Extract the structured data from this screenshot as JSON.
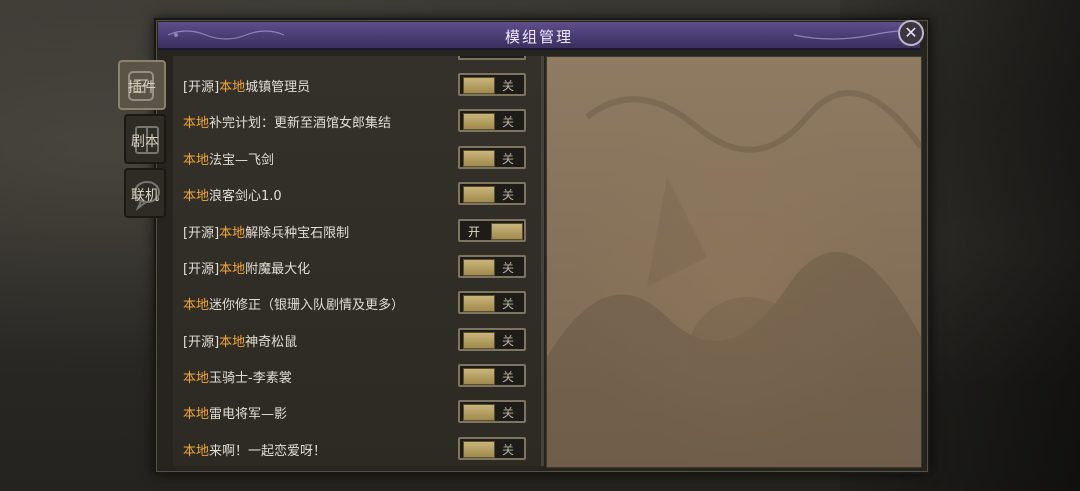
{
  "dialog": {
    "title": "模组管理",
    "close_symbol": "✕"
  },
  "tabs": [
    {
      "label": "插件",
      "active": true
    },
    {
      "label": "剧本",
      "active": false
    },
    {
      "label": "联机",
      "active": false
    }
  ],
  "mods": [
    {
      "prefix": "[开源]",
      "local": "本地",
      "name": "城镇管理员",
      "state": "关"
    },
    {
      "prefix": "",
      "local": "本地",
      "name": "补完计划：更新至酒馆女郎集结",
      "state": "关"
    },
    {
      "prefix": "",
      "local": "本地",
      "name": "法宝—飞剑",
      "state": "关"
    },
    {
      "prefix": "",
      "local": "本地",
      "name": "浪客剑心1.0",
      "state": "关"
    },
    {
      "prefix": "[开源]",
      "local": "本地",
      "name": "解除兵种宝石限制",
      "state": "开"
    },
    {
      "prefix": "[开源]",
      "local": "本地",
      "name": "附魔最大化",
      "state": "关"
    },
    {
      "prefix": "",
      "local": "本地",
      "name": "迷你修正（银珊入队剧情及更多）",
      "state": "关"
    },
    {
      "prefix": "[开源]",
      "local": "本地",
      "name": "神奇松鼠",
      "state": "关"
    },
    {
      "prefix": "",
      "local": "本地",
      "name": "玉骑士-李素裳",
      "state": "关"
    },
    {
      "prefix": "",
      "local": "本地",
      "name": "雷电将军—影",
      "state": "关"
    },
    {
      "prefix": "",
      "local": "本地",
      "name": "来啊！一起恋爱呀！",
      "state": "关"
    }
  ],
  "colors": {
    "local_tag": "#f0a53a",
    "title_bar": "#4a3c73"
  }
}
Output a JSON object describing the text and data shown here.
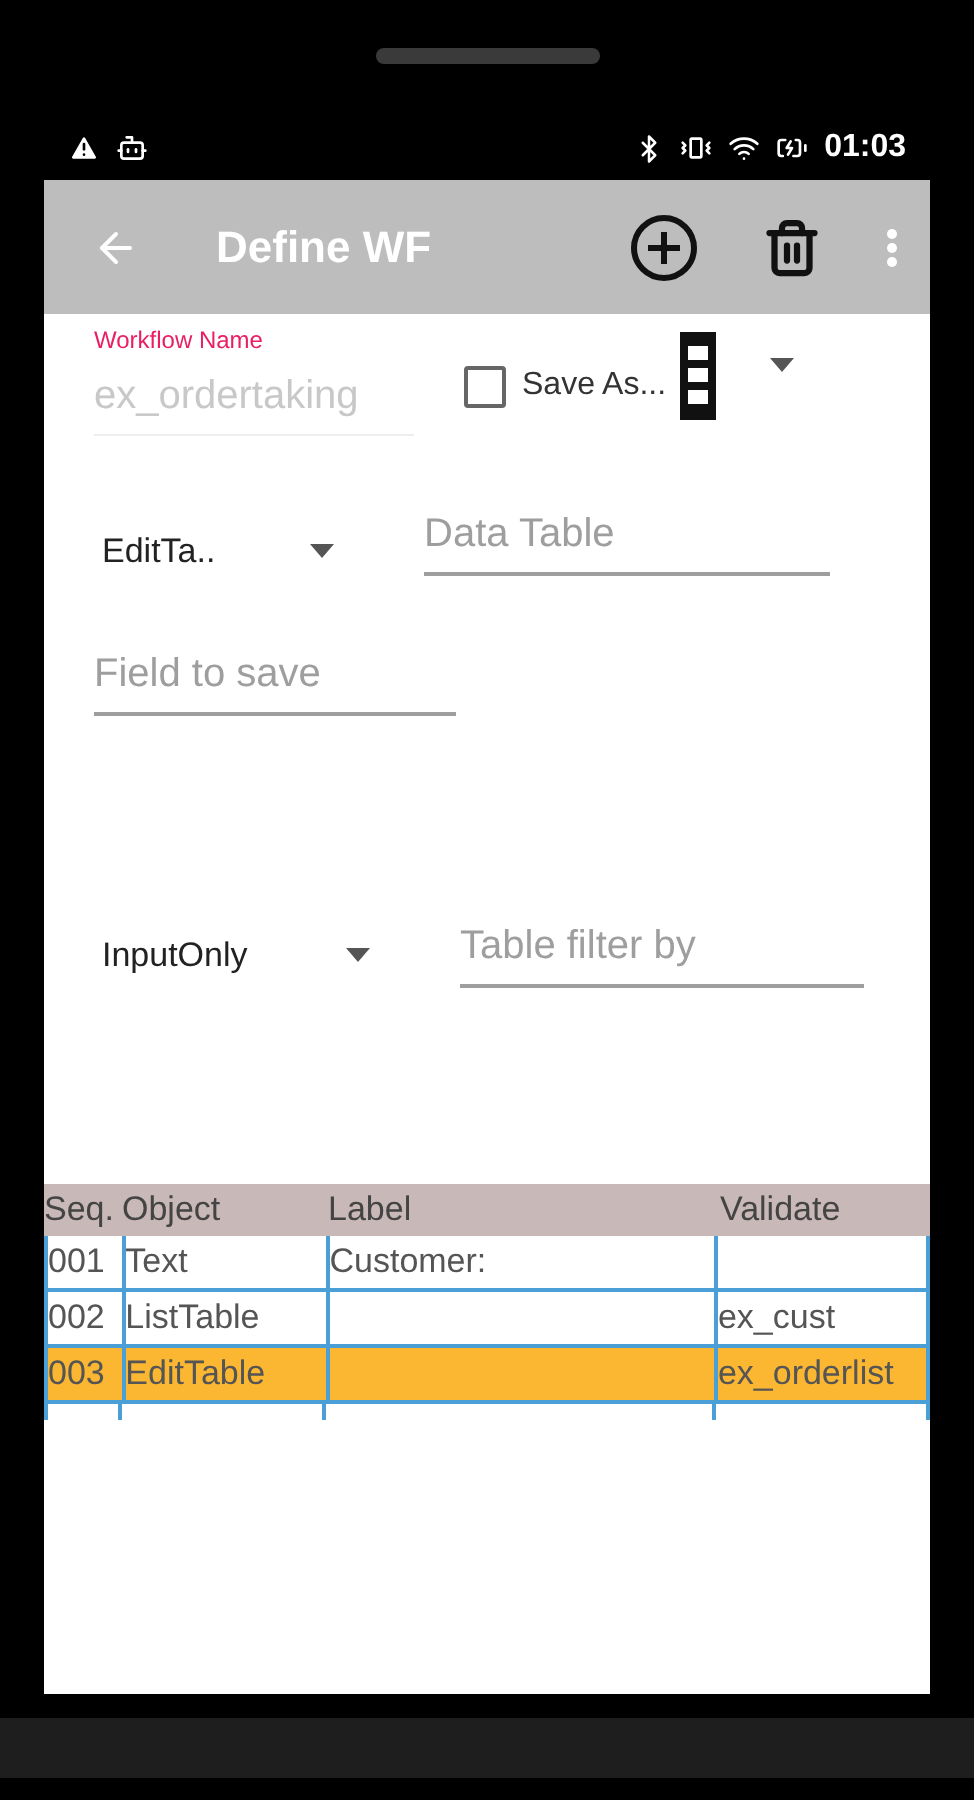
{
  "status_bar": {
    "time": "01:03"
  },
  "app_bar": {
    "title": "Define WF"
  },
  "workflow_name": {
    "label": "Workflow Name",
    "placeholder": "ex_ordertaking"
  },
  "save_as": {
    "label": "Save As...",
    "checked": false
  },
  "object_dropdown": {
    "value": "EditTa.."
  },
  "data_table": {
    "placeholder": "Data Table"
  },
  "field_to_save": {
    "placeholder": "Field to save"
  },
  "mode_dropdown": {
    "value": "InputOnly"
  },
  "table_filter": {
    "placeholder": "Table filter by"
  },
  "table": {
    "columns": [
      "Seq.",
      "Object",
      "Label",
      "Validate"
    ],
    "rows": [
      {
        "cells": [
          "001",
          "Text",
          "Customer:",
          ""
        ],
        "selected": false
      },
      {
        "cells": [
          "002",
          "ListTable",
          "",
          "ex_cust"
        ],
        "selected": false
      },
      {
        "cells": [
          "003",
          "EditTable",
          "",
          "ex_orderlist"
        ],
        "selected": true
      }
    ]
  }
}
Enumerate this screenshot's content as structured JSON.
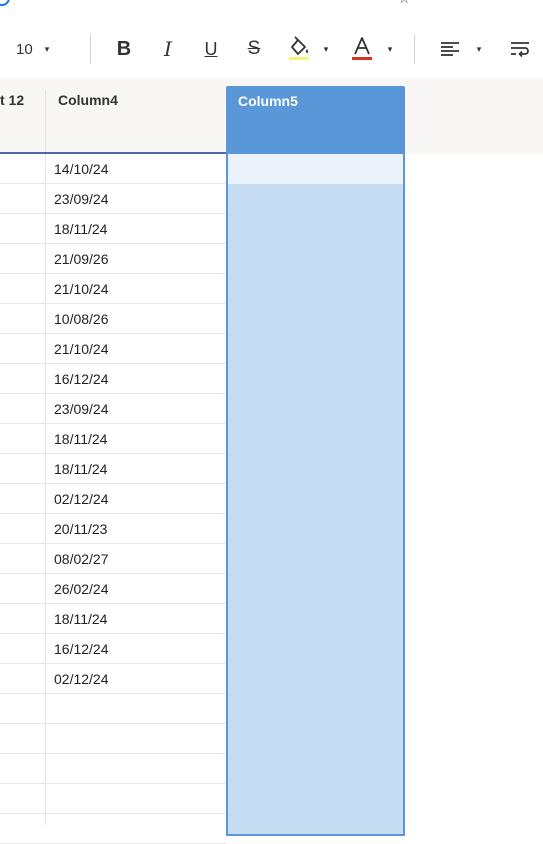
{
  "toolbar": {
    "font_size": "10",
    "caret": "▾",
    "bold_label": "B",
    "italic_label": "I",
    "underline_label": "U",
    "strike_label": "S",
    "fill_color": "#f6f37a",
    "text_color": "#d93025"
  },
  "grid": {
    "partial_header": "t 12",
    "column4_header": "Column4",
    "column5_header": "Column5",
    "column4_values": [
      "14/10/24",
      "23/09/24",
      "18/11/24",
      "21/09/26",
      "21/10/24",
      "10/08/26",
      "21/10/24",
      "16/12/24",
      "23/09/24",
      "18/11/24",
      "18/11/24",
      "02/12/24",
      "20/11/23",
      "08/02/27",
      "26/02/24",
      "18/11/24",
      "16/12/24",
      "02/12/24"
    ]
  },
  "colors": {
    "accent": "#5a97d8",
    "selection": "#c6dcf2",
    "header_bg": "#f8f7f6"
  }
}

REQUIREMENT:
Reproduce every record above exactly, but leave out the pictures.

PROBLEM SOLUTION:
Extract the structured data from this screenshot as JSON.
{
  "dialog": {
    "title": "模组管理",
    "close_symbol": "✕"
  },
  "tabs": [
    {
      "label": "插件",
      "active": true
    },
    {
      "label": "剧本",
      "active": false
    },
    {
      "label": "联机",
      "active": false
    }
  ],
  "mods": [
    {
      "prefix": "[开源]",
      "local": "本地",
      "name": "城镇管理员",
      "state": "关"
    },
    {
      "prefix": "",
      "local": "本地",
      "name": "补完计划：更新至酒馆女郎集结",
      "state": "关"
    },
    {
      "prefix": "",
      "local": "本地",
      "name": "法宝—飞剑",
      "state": "关"
    },
    {
      "prefix": "",
      "local": "本地",
      "name": "浪客剑心1.0",
      "state": "关"
    },
    {
      "prefix": "[开源]",
      "local": "本地",
      "name": "解除兵种宝石限制",
      "state": "开"
    },
    {
      "prefix": "[开源]",
      "local": "本地",
      "name": "附魔最大化",
      "state": "关"
    },
    {
      "prefix": "",
      "local": "本地",
      "name": "迷你修正（银珊入队剧情及更多）",
      "state": "关"
    },
    {
      "prefix": "[开源]",
      "local": "本地",
      "name": "神奇松鼠",
      "state": "关"
    },
    {
      "prefix": "",
      "local": "本地",
      "name": "玉骑士-李素裳",
      "state": "关"
    },
    {
      "prefix": "",
      "local": "本地",
      "name": "雷电将军—影",
      "state": "关"
    },
    {
      "prefix": "",
      "local": "本地",
      "name": "来啊！一起恋爱呀！",
      "state": "关"
    }
  ],
  "colors": {
    "local_tag": "#f0a53a",
    "title_bar": "#4a3c73"
  }
}
Output a JSON object describing the text and data shown here.
{
  "status_bar": {
    "time": "01:03"
  },
  "app_bar": {
    "title": "Define WF"
  },
  "workflow_name": {
    "label": "Workflow Name",
    "placeholder": "ex_ordertaking"
  },
  "save_as": {
    "label": "Save As...",
    "checked": false
  },
  "object_dropdown": {
    "value": "EditTa.."
  },
  "data_table": {
    "placeholder": "Data Table"
  },
  "field_to_save": {
    "placeholder": "Field to save"
  },
  "mode_dropdown": {
    "value": "InputOnly"
  },
  "table_filter": {
    "placeholder": "Table filter by"
  },
  "table": {
    "columns": [
      "Seq.",
      "Object",
      "Label",
      "Validate"
    ],
    "rows": [
      {
        "cells": [
          "001",
          "Text",
          "Customer:",
          ""
        ],
        "selected": false
      },
      {
        "cells": [
          "002",
          "ListTable",
          "",
          "ex_cust"
        ],
        "selected": false
      },
      {
        "cells": [
          "003",
          "EditTable",
          "",
          "ex_orderlist"
        ],
        "selected": true
      }
    ]
  }
}
Enumerate this screenshot's content as structured JSON.
{
  "toolbar": {
    "font_size": "10",
    "caret": "▾",
    "bold_label": "B",
    "italic_label": "I",
    "underline_label": "U",
    "strike_label": "S",
    "fill_color": "#f6f37a",
    "text_color": "#d93025"
  },
  "grid": {
    "partial_header": "t 12",
    "column4_header": "Column4",
    "column5_header": "Column5",
    "column4_values": [
      "14/10/24",
      "23/09/24",
      "18/11/24",
      "21/09/26",
      "21/10/24",
      "10/08/26",
      "21/10/24",
      "16/12/24",
      "23/09/24",
      "18/11/24",
      "18/11/24",
      "02/12/24",
      "20/11/23",
      "08/02/27",
      "26/02/24",
      "18/11/24",
      "16/12/24",
      "02/12/24"
    ]
  },
  "colors": {
    "accent": "#5a97d8",
    "selection": "#c6dcf2",
    "header_bg": "#f8f7f6"
  }
}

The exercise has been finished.